| Data entries for graphics |

--*--

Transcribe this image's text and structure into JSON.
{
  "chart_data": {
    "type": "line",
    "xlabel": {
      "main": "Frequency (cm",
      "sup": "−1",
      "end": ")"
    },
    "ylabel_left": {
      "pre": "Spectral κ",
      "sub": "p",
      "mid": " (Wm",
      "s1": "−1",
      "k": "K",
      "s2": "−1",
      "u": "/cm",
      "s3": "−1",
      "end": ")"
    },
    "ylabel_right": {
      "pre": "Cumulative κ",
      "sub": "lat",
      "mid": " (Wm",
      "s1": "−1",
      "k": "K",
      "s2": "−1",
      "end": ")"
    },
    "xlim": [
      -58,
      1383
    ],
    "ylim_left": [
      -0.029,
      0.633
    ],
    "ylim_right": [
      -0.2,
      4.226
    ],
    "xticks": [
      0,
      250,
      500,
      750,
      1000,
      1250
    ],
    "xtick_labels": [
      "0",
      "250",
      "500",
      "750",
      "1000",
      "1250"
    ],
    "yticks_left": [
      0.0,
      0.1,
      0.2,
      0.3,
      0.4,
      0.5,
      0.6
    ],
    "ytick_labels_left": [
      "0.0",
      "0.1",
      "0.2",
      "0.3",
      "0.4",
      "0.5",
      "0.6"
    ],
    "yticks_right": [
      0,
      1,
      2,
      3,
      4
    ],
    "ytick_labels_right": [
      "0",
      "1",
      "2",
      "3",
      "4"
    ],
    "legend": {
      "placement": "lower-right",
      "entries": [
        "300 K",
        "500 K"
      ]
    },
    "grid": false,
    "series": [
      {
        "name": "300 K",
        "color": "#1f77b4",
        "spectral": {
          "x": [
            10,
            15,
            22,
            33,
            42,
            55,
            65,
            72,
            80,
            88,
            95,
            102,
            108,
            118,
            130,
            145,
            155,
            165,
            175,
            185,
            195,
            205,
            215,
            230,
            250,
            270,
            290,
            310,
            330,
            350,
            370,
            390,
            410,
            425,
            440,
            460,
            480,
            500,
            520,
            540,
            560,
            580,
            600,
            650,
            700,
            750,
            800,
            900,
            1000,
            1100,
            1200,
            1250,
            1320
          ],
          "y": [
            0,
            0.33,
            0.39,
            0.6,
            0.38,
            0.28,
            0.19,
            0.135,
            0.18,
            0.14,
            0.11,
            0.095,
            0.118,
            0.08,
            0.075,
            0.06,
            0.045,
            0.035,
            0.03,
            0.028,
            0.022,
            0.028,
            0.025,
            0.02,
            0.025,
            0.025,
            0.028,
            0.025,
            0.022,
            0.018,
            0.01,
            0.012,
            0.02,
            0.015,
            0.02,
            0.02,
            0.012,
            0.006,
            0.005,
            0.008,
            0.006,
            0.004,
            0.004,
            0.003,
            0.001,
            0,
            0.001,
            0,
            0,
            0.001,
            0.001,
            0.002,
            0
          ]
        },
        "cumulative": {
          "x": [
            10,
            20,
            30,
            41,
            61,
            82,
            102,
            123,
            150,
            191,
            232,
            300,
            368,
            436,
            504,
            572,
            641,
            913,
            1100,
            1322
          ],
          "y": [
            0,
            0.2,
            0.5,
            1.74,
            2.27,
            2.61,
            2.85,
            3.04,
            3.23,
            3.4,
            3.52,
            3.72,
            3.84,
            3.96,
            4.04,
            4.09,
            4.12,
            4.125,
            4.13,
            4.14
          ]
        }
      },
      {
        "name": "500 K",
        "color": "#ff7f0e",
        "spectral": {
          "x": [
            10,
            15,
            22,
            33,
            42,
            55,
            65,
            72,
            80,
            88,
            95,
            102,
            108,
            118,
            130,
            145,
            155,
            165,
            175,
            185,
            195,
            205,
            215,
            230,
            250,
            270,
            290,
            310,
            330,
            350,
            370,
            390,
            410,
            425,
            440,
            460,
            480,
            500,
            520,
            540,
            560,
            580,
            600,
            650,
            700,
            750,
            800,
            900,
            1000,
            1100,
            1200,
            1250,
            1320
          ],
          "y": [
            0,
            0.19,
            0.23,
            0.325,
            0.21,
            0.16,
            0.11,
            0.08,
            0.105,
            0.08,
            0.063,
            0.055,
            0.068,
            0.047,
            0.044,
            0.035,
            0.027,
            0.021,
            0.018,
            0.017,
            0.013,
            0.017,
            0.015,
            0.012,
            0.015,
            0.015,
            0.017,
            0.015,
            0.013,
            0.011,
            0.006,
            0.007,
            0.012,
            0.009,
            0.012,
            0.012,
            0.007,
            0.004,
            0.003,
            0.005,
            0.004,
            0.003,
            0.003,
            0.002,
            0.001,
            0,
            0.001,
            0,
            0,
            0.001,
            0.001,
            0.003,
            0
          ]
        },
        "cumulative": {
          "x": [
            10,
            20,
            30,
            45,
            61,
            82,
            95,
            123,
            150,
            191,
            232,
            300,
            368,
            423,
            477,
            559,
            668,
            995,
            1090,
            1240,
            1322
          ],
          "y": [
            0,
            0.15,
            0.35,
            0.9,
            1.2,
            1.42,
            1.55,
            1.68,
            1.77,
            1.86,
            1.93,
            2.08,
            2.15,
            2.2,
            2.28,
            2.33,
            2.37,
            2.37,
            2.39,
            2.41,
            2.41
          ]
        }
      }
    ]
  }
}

--*--

| Directions |
Print out all the entries precisely as written.

| Full response |
Transcribe this image's text and structure into JSON.
{
  "chart_data": {
    "type": "line",
    "xlabel": {
      "main": "Frequency (cm",
      "sup": "−1",
      "end": ")"
    },
    "ylabel_left": {
      "pre": "Spectral κ",
      "sub": "p",
      "mid": " (Wm",
      "s1": "−1",
      "k": "K",
      "s2": "−1",
      "u": "/cm",
      "s3": "−1",
      "end": ")"
    },
    "ylabel_right": {
      "pre": "Cumulative κ",
      "sub": "lat",
      "mid": " (Wm",
      "s1": "−1",
      "k": "K",
      "s2": "−1",
      "end": ")"
    },
    "xlim": [
      -58,
      1383
    ],
    "ylim_left": [
      -0.029,
      0.633
    ],
    "ylim_right": [
      -0.2,
      4.226
    ],
    "xticks": [
      0,
      250,
      500,
      750,
      1000,
      1250
    ],
    "xtick_labels": [
      "0",
      "250",
      "500",
      "750",
      "1000",
      "1250"
    ],
    "yticks_left": [
      0.0,
      0.1,
      0.2,
      0.3,
      0.4,
      0.5,
      0.6
    ],
    "ytick_labels_left": [
      "0.0",
      "0.1",
      "0.2",
      "0.3",
      "0.4",
      "0.5",
      "0.6"
    ],
    "yticks_right": [
      0,
      1,
      2,
      3,
      4
    ],
    "ytick_labels_right": [
      "0",
      "1",
      "2",
      "3",
      "4"
    ],
    "legend": {
      "placement": "lower-right",
      "entries": [
        "300 K",
        "500 K"
      ]
    },
    "grid": false,
    "series": [
      {
        "name": "300 K",
        "color": "#1f77b4",
        "spectral": {
          "x": [
            10,
            15,
            22,
            33,
            42,
            55,
            65,
            72,
            80,
            88,
            95,
            102,
            108,
            118,
            130,
            145,
            155,
            165,
            175,
            185,
            195,
            205,
            215,
            230,
            250,
            270,
            290,
            310,
            330,
            350,
            370,
            390,
            410,
            425,
            440,
            460,
            480,
            500,
            520,
            540,
            560,
            580,
            600,
            650,
            700,
            750,
            800,
            900,
            1000,
            1100,
            1200,
            1250,
            1320
          ],
          "y": [
            0,
            0.33,
            0.39,
            0.6,
            0.38,
            0.28,
            0.19,
            0.135,
            0.18,
            0.14,
            0.11,
            0.095,
            0.118,
            0.08,
            0.075,
            0.06,
            0.045,
            0.035,
            0.03,
            0.028,
            0.022,
            0.028,
            0.025,
            0.02,
            0.025,
            0.025,
            0.028,
            0.025,
            0.022,
            0.018,
            0.01,
            0.012,
            0.02,
            0.015,
            0.02,
            0.02,
            0.012,
            0.006,
            0.005,
            0.008,
            0.006,
            0.004,
            0.004,
            0.003,
            0.001,
            0,
            0.001,
            0,
            0,
            0.001,
            0.001,
            0.002,
            0
          ]
        },
        "cumulative": {
          "x": [
            10,
            20,
            30,
            41,
            61,
            82,
            102,
            123,
            150,
            191,
            232,
            300,
            368,
            436,
            504,
            572,
            641,
            913,
            1100,
            1322
          ],
          "y": [
            0,
            0.2,
            0.5,
            1.74,
            2.27,
            2.61,
            2.85,
            3.04,
            3.23,
            3.4,
            3.52,
            3.72,
            3.84,
            3.96,
            4.04,
            4.09,
            4.12,
            4.125,
            4.13,
            4.14
          ]
        }
      },
      {
        "name": "500 K",
        "color": "#ff7f0e",
        "spectral": {
          "x": [
            10,
            15,
            22,
            33,
            42,
            55,
            65,
            72,
            80,
            88,
            95,
            102,
            108,
            118,
            130,
            145,
            155,
            165,
            175,
            185,
            195,
            205,
            215,
            230,
            250,
            270,
            290,
            310,
            330,
            350,
            370,
            390,
            410,
            425,
            440,
            460,
            480,
            500,
            520,
            540,
            560,
            580,
            600,
            650,
            700,
            750,
            800,
            900,
            1000,
            1100,
            1200,
            1250,
            1320
          ],
          "y": [
            0,
            0.19,
            0.23,
            0.325,
            0.21,
            0.16,
            0.11,
            0.08,
            0.105,
            0.08,
            0.063,
            0.055,
            0.068,
            0.047,
            0.044,
            0.035,
            0.027,
            0.021,
            0.018,
            0.017,
            0.013,
            0.017,
            0.015,
            0.012,
            0.015,
            0.015,
            0.017,
            0.015,
            0.013,
            0.011,
            0.006,
            0.007,
            0.012,
            0.009,
            0.012,
            0.012,
            0.007,
            0.004,
            0.003,
            0.005,
            0.004,
            0.003,
            0.003,
            0.002,
            0.001,
            0,
            0.001,
            0,
            0,
            0.001,
            0.001,
            0.003,
            0
          ]
        },
        "cumulative": {
          "x": [
            10,
            20,
            30,
            45,
            61,
            82,
            95,
            123,
            150,
            191,
            232,
            300,
            368,
            423,
            477,
            559,
            668,
            995,
            1090,
            1240,
            1322
          ],
          "y": [
            0,
            0.15,
            0.35,
            0.9,
            1.2,
            1.42,
            1.55,
            1.68,
            1.77,
            1.86,
            1.93,
            2.08,
            2.15,
            2.2,
            2.28,
            2.33,
            2.37,
            2.37,
            2.39,
            2.41,
            2.41
          ]
        }
      }
    ]
  }
}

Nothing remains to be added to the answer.